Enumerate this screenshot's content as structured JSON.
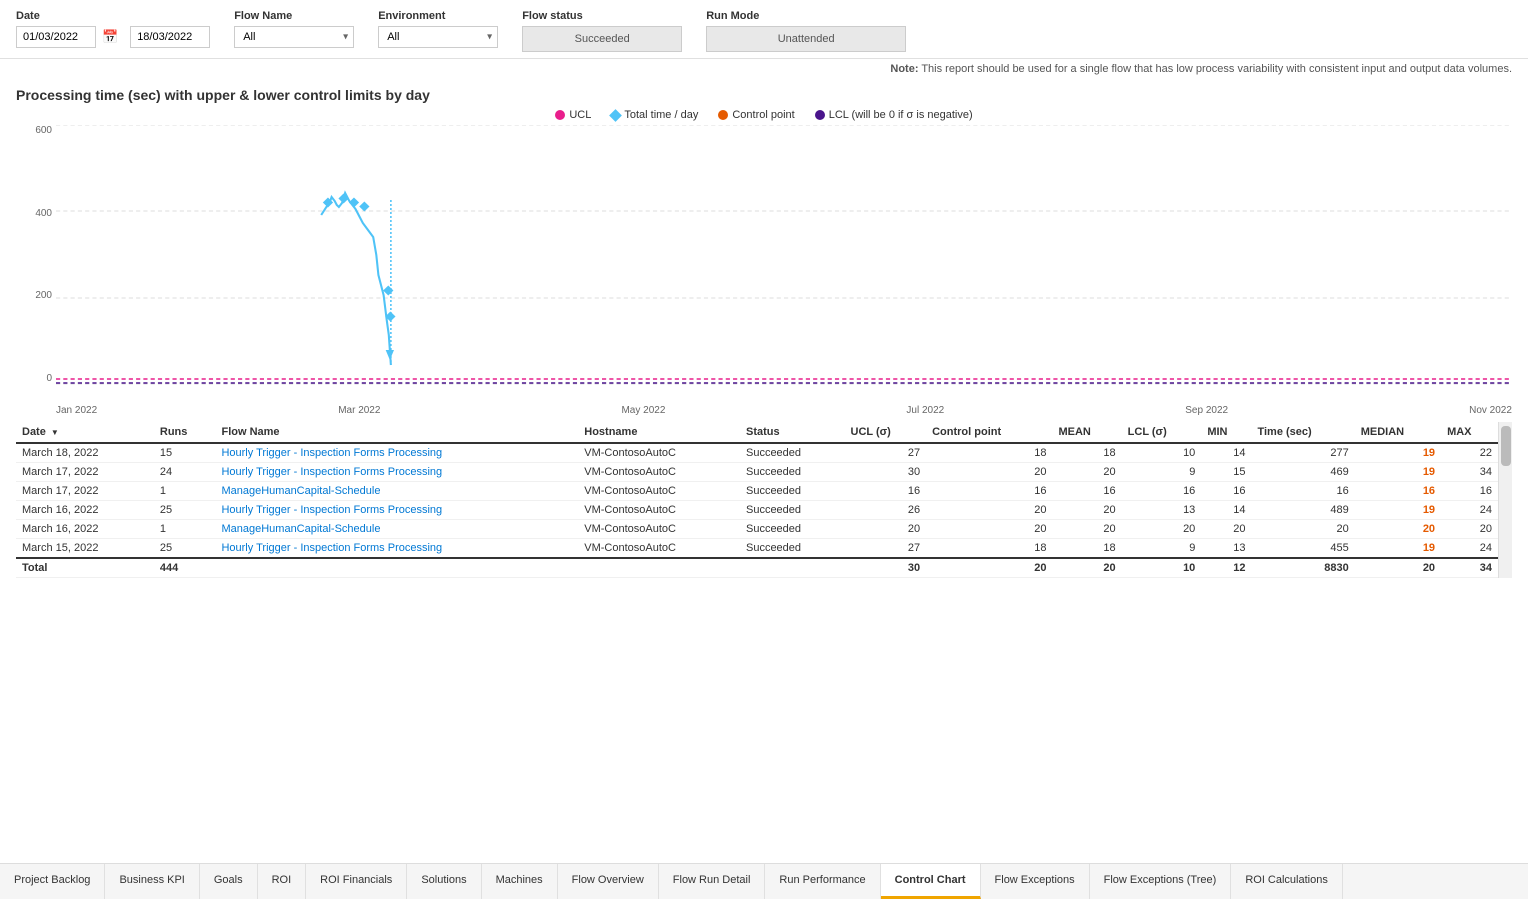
{
  "filters": {
    "date_label": "Date",
    "date_from": "01/03/2022",
    "date_to": "18/03/2022",
    "calendar_icon": "📅",
    "flow_name_label": "Flow Name",
    "flow_name_value": "All",
    "environment_label": "Environment",
    "environment_value": "All",
    "flow_status_label": "Flow status",
    "flow_status_value": "Succeeded",
    "run_mode_label": "Run Mode",
    "run_mode_value": "Unattended"
  },
  "note": {
    "prefix": "Note:",
    "text": " This report should be used for a single flow that has low process variability with consistent input and output data volumes."
  },
  "chart": {
    "title": "Processing time (sec) with upper & lower control limits by day",
    "legend": [
      {
        "label": "UCL",
        "color": "#e91e8c",
        "type": "dot"
      },
      {
        "label": "Total time / day",
        "color": "#4fc3f7",
        "type": "diamond"
      },
      {
        "label": "Control point",
        "color": "#e55a00",
        "type": "dot"
      },
      {
        "label": "LCL (will be 0 if σ is negative)",
        "color": "#4a148c",
        "type": "dot"
      }
    ],
    "y_labels": [
      "600",
      "400",
      "200",
      "0"
    ],
    "x_labels": [
      "Jan 2022",
      "Mar 2022",
      "May 2022",
      "Jul 2022",
      "Sep 2022",
      "Nov 2022"
    ]
  },
  "table": {
    "columns": [
      {
        "key": "date",
        "label": "Date",
        "sortable": true
      },
      {
        "key": "runs",
        "label": "Runs"
      },
      {
        "key": "flow_name",
        "label": "Flow Name"
      },
      {
        "key": "hostname",
        "label": "Hostname"
      },
      {
        "key": "status",
        "label": "Status"
      },
      {
        "key": "ucl",
        "label": "UCL (σ)"
      },
      {
        "key": "control_point",
        "label": "Control point"
      },
      {
        "key": "mean",
        "label": "MEAN"
      },
      {
        "key": "lcl",
        "label": "LCL (σ)"
      },
      {
        "key": "min",
        "label": "MIN"
      },
      {
        "key": "time_sec",
        "label": "Time (sec)"
      },
      {
        "key": "median",
        "label": "MEDIAN"
      },
      {
        "key": "max",
        "label": "MAX"
      }
    ],
    "rows": [
      {
        "date": "March 18, 2022",
        "runs": "15",
        "flow_name": "Hourly Trigger - Inspection Forms Processing",
        "hostname": "VM-ContosoAutoC",
        "status": "Succeeded",
        "ucl": "27",
        "control_point": "18",
        "mean": "18",
        "lcl": "10",
        "min": "14",
        "time_sec": "277",
        "median": "19",
        "max": "22"
      },
      {
        "date": "March 17, 2022",
        "runs": "24",
        "flow_name": "Hourly Trigger - Inspection Forms Processing",
        "hostname": "VM-ContosoAutoC",
        "status": "Succeeded",
        "ucl": "30",
        "control_point": "20",
        "mean": "20",
        "lcl": "9",
        "min": "15",
        "time_sec": "469",
        "median": "19",
        "max": "34"
      },
      {
        "date": "March 17, 2022",
        "runs": "1",
        "flow_name": "ManageHumanCapital-Schedule",
        "hostname": "VM-ContosoAutoC",
        "status": "Succeeded",
        "ucl": "16",
        "control_point": "16",
        "mean": "16",
        "lcl": "16",
        "min": "16",
        "time_sec": "16",
        "median": "16",
        "max": "16"
      },
      {
        "date": "March 16, 2022",
        "runs": "25",
        "flow_name": "Hourly Trigger - Inspection Forms Processing",
        "hostname": "VM-ContosoAutoC",
        "status": "Succeeded",
        "ucl": "26",
        "control_point": "20",
        "mean": "20",
        "lcl": "13",
        "min": "14",
        "time_sec": "489",
        "median": "19",
        "max": "24"
      },
      {
        "date": "March 16, 2022",
        "runs": "1",
        "flow_name": "ManageHumanCapital-Schedule",
        "hostname": "VM-ContosoAutoC",
        "status": "Succeeded",
        "ucl": "20",
        "control_point": "20",
        "mean": "20",
        "lcl": "20",
        "min": "20",
        "time_sec": "20",
        "median": "20",
        "max": "20"
      },
      {
        "date": "March 15, 2022",
        "runs": "25",
        "flow_name": "Hourly Trigger - Inspection Forms Processing",
        "hostname": "VM-ContosoAutoC",
        "status": "Succeeded",
        "ucl": "27",
        "control_point": "18",
        "mean": "18",
        "lcl": "9",
        "min": "13",
        "time_sec": "455",
        "median": "19",
        "max": "24"
      }
    ],
    "total_row": {
      "label": "Total",
      "runs": "444",
      "ucl": "30",
      "control_point": "20",
      "mean": "20",
      "lcl": "10",
      "min": "12",
      "time_sec": "8830",
      "median": "20",
      "max": "34"
    }
  },
  "tabs": [
    {
      "label": "Project Backlog",
      "active": false
    },
    {
      "label": "Business KPI",
      "active": false
    },
    {
      "label": "Goals",
      "active": false
    },
    {
      "label": "ROI",
      "active": false
    },
    {
      "label": "ROI Financials",
      "active": false
    },
    {
      "label": "Solutions",
      "active": false
    },
    {
      "label": "Machines",
      "active": false
    },
    {
      "label": "Flow Overview",
      "active": false
    },
    {
      "label": "Flow Run Detail",
      "active": false
    },
    {
      "label": "Run Performance",
      "active": false
    },
    {
      "label": "Control Chart",
      "active": true
    },
    {
      "label": "Flow Exceptions",
      "active": false
    },
    {
      "label": "Flow Exceptions (Tree)",
      "active": false
    },
    {
      "label": "ROI Calculations",
      "active": false
    }
  ]
}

* * *

Leave the images out and output the remaining material exactly as it stands.

◆ PROBLEM SOLUTION ◆
Enumerate this screenshot's content as structured JSON.
{
  "filters": {
    "date_label": "Date",
    "date_from": "01/03/2022",
    "date_to": "18/03/2022",
    "calendar_icon": "📅",
    "flow_name_label": "Flow Name",
    "flow_name_value": "All",
    "environment_label": "Environment",
    "environment_value": "All",
    "flow_status_label": "Flow status",
    "flow_status_value": "Succeeded",
    "run_mode_label": "Run Mode",
    "run_mode_value": "Unattended"
  },
  "note": {
    "prefix": "Note:",
    "text": " This report should be used for a single flow that has low process variability with consistent input and output data volumes."
  },
  "chart": {
    "title": "Processing time (sec) with upper & lower control limits by day",
    "legend": [
      {
        "label": "UCL",
        "color": "#e91e8c",
        "type": "dot"
      },
      {
        "label": "Total time / day",
        "color": "#4fc3f7",
        "type": "diamond"
      },
      {
        "label": "Control point",
        "color": "#e55a00",
        "type": "dot"
      },
      {
        "label": "LCL (will be 0 if σ is negative)",
        "color": "#4a148c",
        "type": "dot"
      }
    ],
    "y_labels": [
      "600",
      "400",
      "200",
      "0"
    ],
    "x_labels": [
      "Jan 2022",
      "Mar 2022",
      "May 2022",
      "Jul 2022",
      "Sep 2022",
      "Nov 2022"
    ]
  },
  "table": {
    "columns": [
      {
        "key": "date",
        "label": "Date",
        "sortable": true
      },
      {
        "key": "runs",
        "label": "Runs"
      },
      {
        "key": "flow_name",
        "label": "Flow Name"
      },
      {
        "key": "hostname",
        "label": "Hostname"
      },
      {
        "key": "status",
        "label": "Status"
      },
      {
        "key": "ucl",
        "label": "UCL (σ)"
      },
      {
        "key": "control_point",
        "label": "Control point"
      },
      {
        "key": "mean",
        "label": "MEAN"
      },
      {
        "key": "lcl",
        "label": "LCL (σ)"
      },
      {
        "key": "min",
        "label": "MIN"
      },
      {
        "key": "time_sec",
        "label": "Time (sec)"
      },
      {
        "key": "median",
        "label": "MEDIAN"
      },
      {
        "key": "max",
        "label": "MAX"
      }
    ],
    "rows": [
      {
        "date": "March 18, 2022",
        "runs": "15",
        "flow_name": "Hourly Trigger - Inspection Forms Processing",
        "hostname": "VM-ContosoAutoC",
        "status": "Succeeded",
        "ucl": "27",
        "control_point": "18",
        "mean": "18",
        "lcl": "10",
        "min": "14",
        "time_sec": "277",
        "median": "19",
        "max": "22"
      },
      {
        "date": "March 17, 2022",
        "runs": "24",
        "flow_name": "Hourly Trigger - Inspection Forms Processing",
        "hostname": "VM-ContosoAutoC",
        "status": "Succeeded",
        "ucl": "30",
        "control_point": "20",
        "mean": "20",
        "lcl": "9",
        "min": "15",
        "time_sec": "469",
        "median": "19",
        "max": "34"
      },
      {
        "date": "March 17, 2022",
        "runs": "1",
        "flow_name": "ManageHumanCapital-Schedule",
        "hostname": "VM-ContosoAutoC",
        "status": "Succeeded",
        "ucl": "16",
        "control_point": "16",
        "mean": "16",
        "lcl": "16",
        "min": "16",
        "time_sec": "16",
        "median": "16",
        "max": "16"
      },
      {
        "date": "March 16, 2022",
        "runs": "25",
        "flow_name": "Hourly Trigger - Inspection Forms Processing",
        "hostname": "VM-ContosoAutoC",
        "status": "Succeeded",
        "ucl": "26",
        "control_point": "20",
        "mean": "20",
        "lcl": "13",
        "min": "14",
        "time_sec": "489",
        "median": "19",
        "max": "24"
      },
      {
        "date": "March 16, 2022",
        "runs": "1",
        "flow_name": "ManageHumanCapital-Schedule",
        "hostname": "VM-ContosoAutoC",
        "status": "Succeeded",
        "ucl": "20",
        "control_point": "20",
        "mean": "20",
        "lcl": "20",
        "min": "20",
        "time_sec": "20",
        "median": "20",
        "max": "20"
      },
      {
        "date": "March 15, 2022",
        "runs": "25",
        "flow_name": "Hourly Trigger - Inspection Forms Processing",
        "hostname": "VM-ContosoAutoC",
        "status": "Succeeded",
        "ucl": "27",
        "control_point": "18",
        "mean": "18",
        "lcl": "9",
        "min": "13",
        "time_sec": "455",
        "median": "19",
        "max": "24"
      }
    ],
    "total_row": {
      "label": "Total",
      "runs": "444",
      "ucl": "30",
      "control_point": "20",
      "mean": "20",
      "lcl": "10",
      "min": "12",
      "time_sec": "8830",
      "median": "20",
      "max": "34"
    }
  },
  "tabs": [
    {
      "label": "Project Backlog",
      "active": false
    },
    {
      "label": "Business KPI",
      "active": false
    },
    {
      "label": "Goals",
      "active": false
    },
    {
      "label": "ROI",
      "active": false
    },
    {
      "label": "ROI Financials",
      "active": false
    },
    {
      "label": "Solutions",
      "active": false
    },
    {
      "label": "Machines",
      "active": false
    },
    {
      "label": "Flow Overview",
      "active": false
    },
    {
      "label": "Flow Run Detail",
      "active": false
    },
    {
      "label": "Run Performance",
      "active": false
    },
    {
      "label": "Control Chart",
      "active": true
    },
    {
      "label": "Flow Exceptions",
      "active": false
    },
    {
      "label": "Flow Exceptions (Tree)",
      "active": false
    },
    {
      "label": "ROI Calculations",
      "active": false
    }
  ]
}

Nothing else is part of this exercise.